> WORK INSTRUCTIONS
Pull out each line of the records holding the string "Wolf".

[Data excerpts]
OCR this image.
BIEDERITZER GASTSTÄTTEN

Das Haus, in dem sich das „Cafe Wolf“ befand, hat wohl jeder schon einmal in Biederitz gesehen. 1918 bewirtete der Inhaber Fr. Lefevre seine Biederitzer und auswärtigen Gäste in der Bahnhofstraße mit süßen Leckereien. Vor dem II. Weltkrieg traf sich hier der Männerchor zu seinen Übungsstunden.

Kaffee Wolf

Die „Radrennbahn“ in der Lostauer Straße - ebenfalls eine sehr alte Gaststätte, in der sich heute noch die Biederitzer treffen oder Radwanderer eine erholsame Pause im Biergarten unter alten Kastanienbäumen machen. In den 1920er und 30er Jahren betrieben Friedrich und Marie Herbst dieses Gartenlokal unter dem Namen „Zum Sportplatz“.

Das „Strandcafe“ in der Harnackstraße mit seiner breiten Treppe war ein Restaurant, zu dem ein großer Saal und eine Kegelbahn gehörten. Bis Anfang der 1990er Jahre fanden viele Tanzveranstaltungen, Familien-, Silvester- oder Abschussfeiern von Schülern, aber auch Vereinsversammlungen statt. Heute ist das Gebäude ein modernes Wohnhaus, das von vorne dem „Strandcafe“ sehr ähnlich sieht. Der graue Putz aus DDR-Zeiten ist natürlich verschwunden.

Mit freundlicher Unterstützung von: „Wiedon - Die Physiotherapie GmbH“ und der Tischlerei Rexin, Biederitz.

> FINAL ANSWER
Das Haus, in dem sich das „Cafe Wolf“ befand, hat wohl jeder schon einmal in Biederitz gesehen. 1918 bewirtete der Inhaber Fr. Lefevre seine Biederitzer und auswärtigen Gäste in der Bahnhofstraße mit süßen Leckereien. Vor dem II. Weltkrieg traf sich hier der Männerchor zu seinen Übungsstunden.
Kaffee Wolf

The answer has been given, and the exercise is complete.